Work to do:
From the entries below, list each line with "text".
┌─ Provided material
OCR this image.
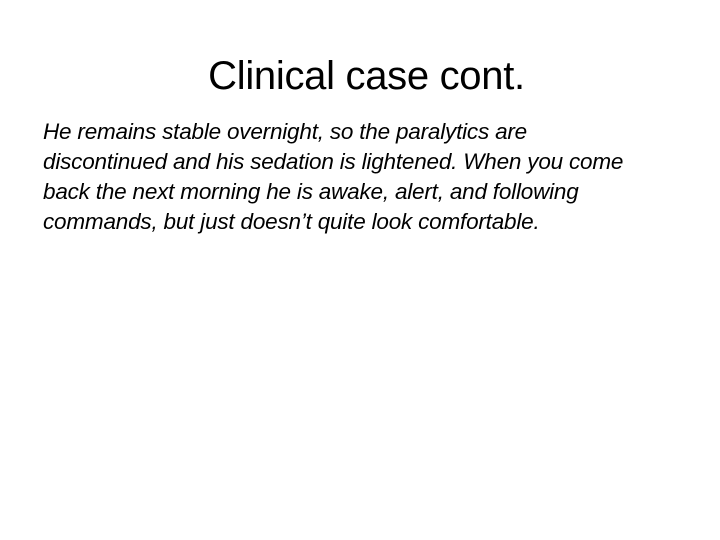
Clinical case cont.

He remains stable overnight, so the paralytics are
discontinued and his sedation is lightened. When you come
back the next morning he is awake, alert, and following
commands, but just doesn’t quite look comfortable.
└─
┌─ Provided material
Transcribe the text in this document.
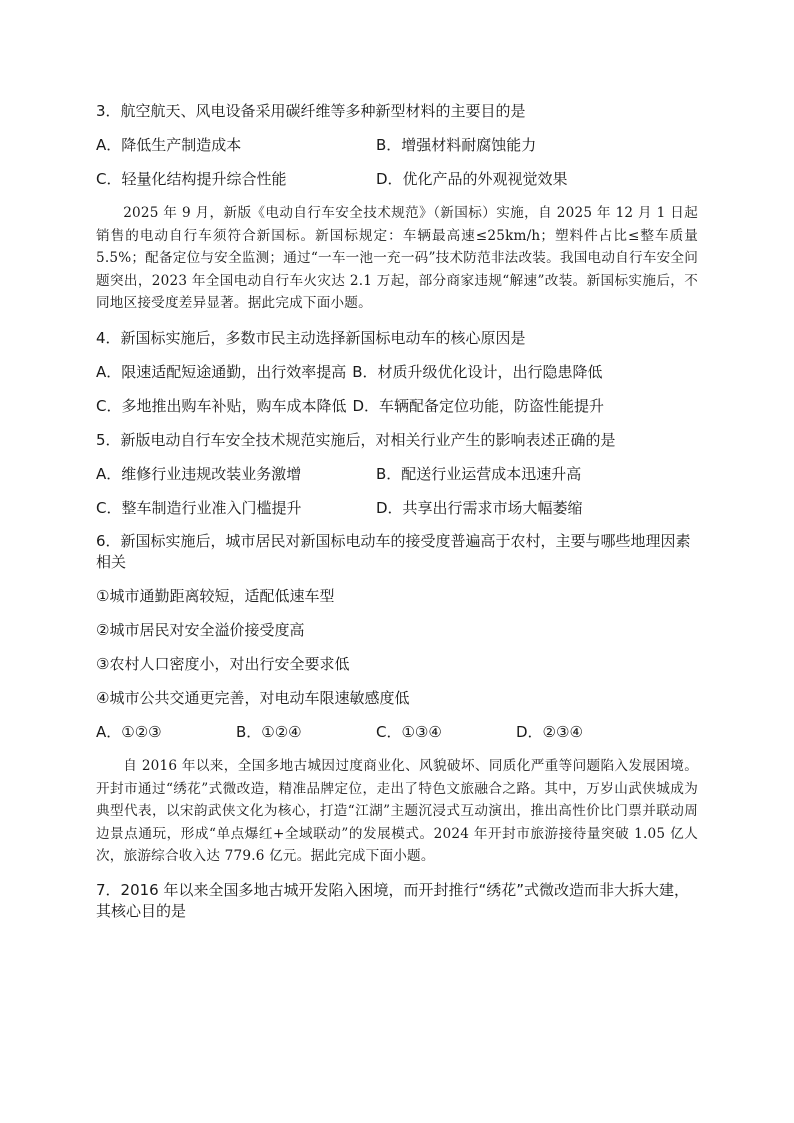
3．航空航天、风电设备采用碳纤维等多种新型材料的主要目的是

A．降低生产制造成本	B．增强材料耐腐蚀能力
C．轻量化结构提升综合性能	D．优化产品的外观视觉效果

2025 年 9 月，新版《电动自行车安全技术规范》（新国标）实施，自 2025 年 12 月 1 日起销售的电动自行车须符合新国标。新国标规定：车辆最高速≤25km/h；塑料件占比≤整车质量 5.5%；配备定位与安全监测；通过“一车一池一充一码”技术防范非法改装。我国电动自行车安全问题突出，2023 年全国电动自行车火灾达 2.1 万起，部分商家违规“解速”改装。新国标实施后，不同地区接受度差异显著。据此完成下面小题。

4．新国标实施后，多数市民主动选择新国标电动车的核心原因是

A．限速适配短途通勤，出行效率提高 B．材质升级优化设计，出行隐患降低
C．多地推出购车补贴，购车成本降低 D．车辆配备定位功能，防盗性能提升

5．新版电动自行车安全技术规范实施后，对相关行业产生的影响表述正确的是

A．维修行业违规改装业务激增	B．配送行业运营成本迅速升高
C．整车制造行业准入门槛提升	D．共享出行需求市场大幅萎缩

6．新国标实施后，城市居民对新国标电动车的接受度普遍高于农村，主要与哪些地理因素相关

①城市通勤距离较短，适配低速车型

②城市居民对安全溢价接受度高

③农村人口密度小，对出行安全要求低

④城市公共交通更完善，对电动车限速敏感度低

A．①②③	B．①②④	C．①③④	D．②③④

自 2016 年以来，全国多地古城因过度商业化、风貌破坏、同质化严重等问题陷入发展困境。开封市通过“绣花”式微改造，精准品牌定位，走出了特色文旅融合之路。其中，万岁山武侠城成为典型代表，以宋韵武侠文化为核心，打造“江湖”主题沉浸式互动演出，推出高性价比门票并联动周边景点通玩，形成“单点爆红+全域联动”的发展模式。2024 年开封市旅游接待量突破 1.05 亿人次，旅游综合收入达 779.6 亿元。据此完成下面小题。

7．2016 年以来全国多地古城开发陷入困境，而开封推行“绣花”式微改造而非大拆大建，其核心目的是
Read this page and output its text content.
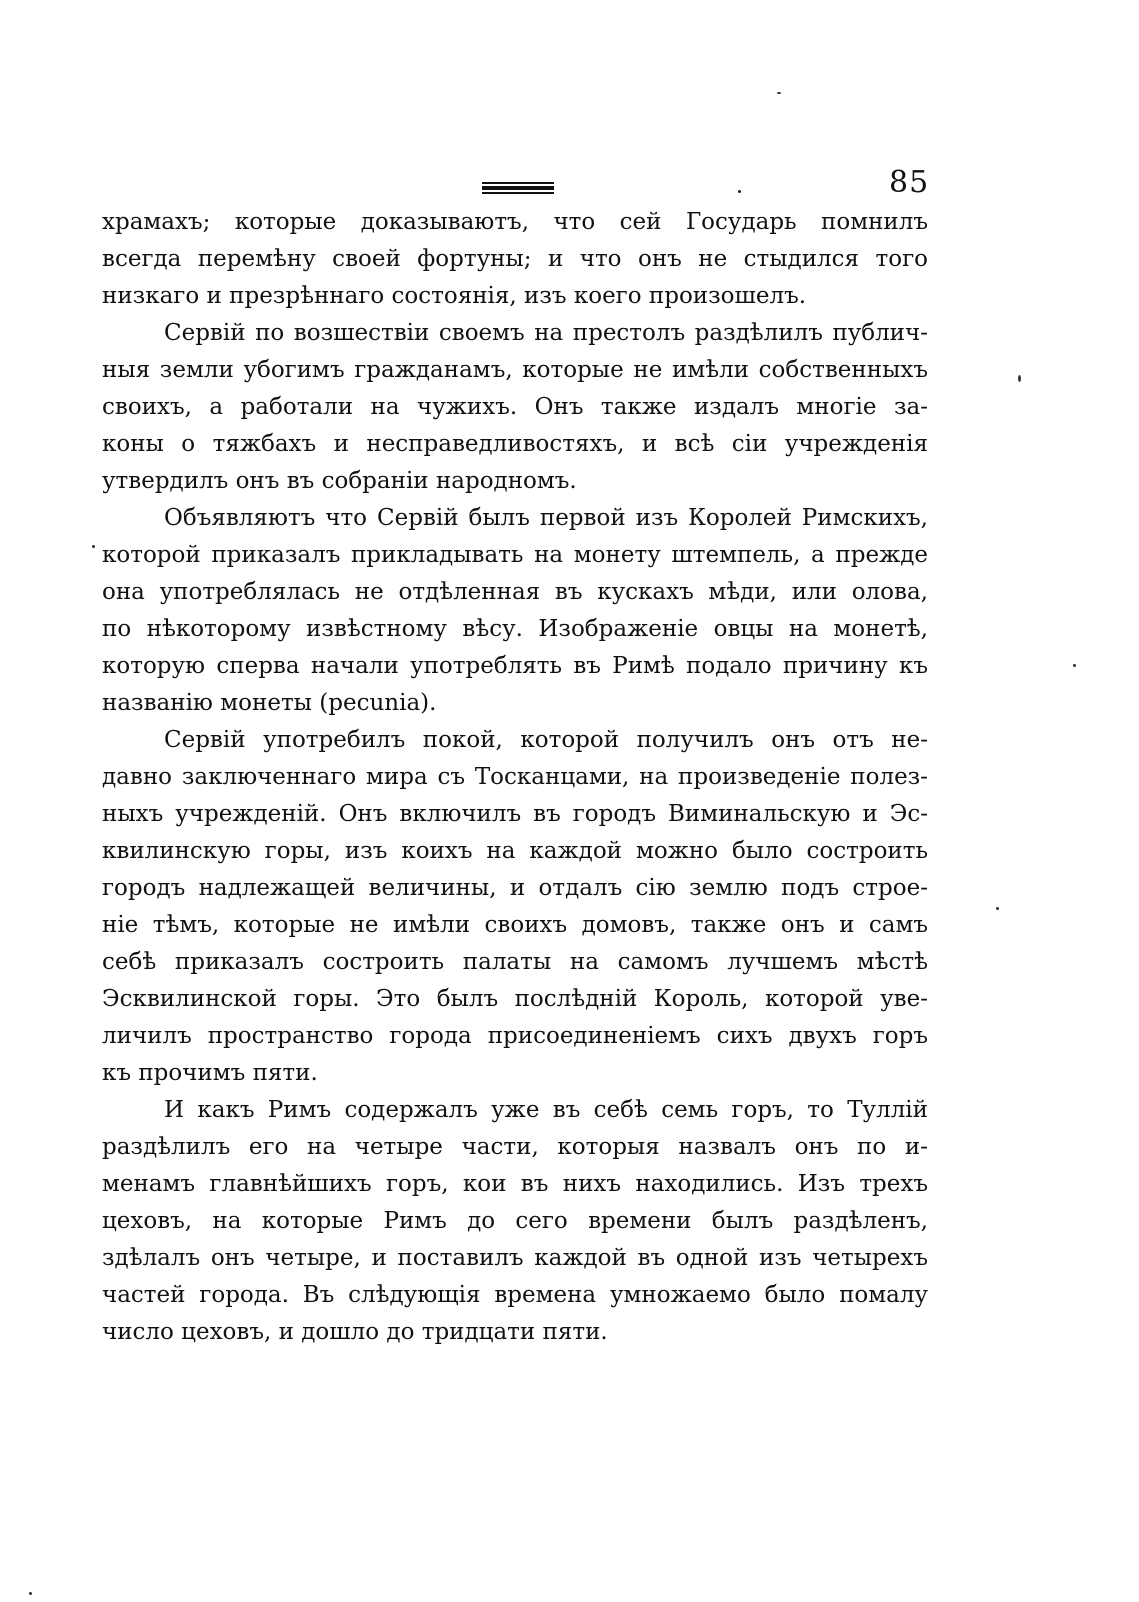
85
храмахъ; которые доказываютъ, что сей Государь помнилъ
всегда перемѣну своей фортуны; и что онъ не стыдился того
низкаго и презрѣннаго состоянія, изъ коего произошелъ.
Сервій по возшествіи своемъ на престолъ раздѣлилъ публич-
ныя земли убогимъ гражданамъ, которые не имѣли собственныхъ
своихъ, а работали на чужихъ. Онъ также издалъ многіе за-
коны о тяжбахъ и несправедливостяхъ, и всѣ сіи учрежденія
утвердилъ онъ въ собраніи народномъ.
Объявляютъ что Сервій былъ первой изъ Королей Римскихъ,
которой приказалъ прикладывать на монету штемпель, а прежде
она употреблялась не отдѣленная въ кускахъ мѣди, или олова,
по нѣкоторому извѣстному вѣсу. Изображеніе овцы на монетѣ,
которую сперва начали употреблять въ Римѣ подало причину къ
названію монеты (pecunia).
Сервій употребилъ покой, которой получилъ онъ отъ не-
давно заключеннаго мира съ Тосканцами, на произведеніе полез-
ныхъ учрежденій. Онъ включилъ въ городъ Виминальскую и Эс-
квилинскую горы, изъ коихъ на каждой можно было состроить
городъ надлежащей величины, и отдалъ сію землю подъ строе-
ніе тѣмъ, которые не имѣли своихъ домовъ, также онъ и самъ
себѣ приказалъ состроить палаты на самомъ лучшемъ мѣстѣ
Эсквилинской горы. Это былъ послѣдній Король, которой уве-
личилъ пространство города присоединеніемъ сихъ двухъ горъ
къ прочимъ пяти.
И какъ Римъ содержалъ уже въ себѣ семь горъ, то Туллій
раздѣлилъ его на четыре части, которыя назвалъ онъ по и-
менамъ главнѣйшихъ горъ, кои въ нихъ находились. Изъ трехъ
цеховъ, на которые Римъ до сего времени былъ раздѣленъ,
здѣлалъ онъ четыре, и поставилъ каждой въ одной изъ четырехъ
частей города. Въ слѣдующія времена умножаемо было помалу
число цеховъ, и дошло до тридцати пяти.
└─
Task response:
Transcribe the text in this document.
Read this page and output its text content.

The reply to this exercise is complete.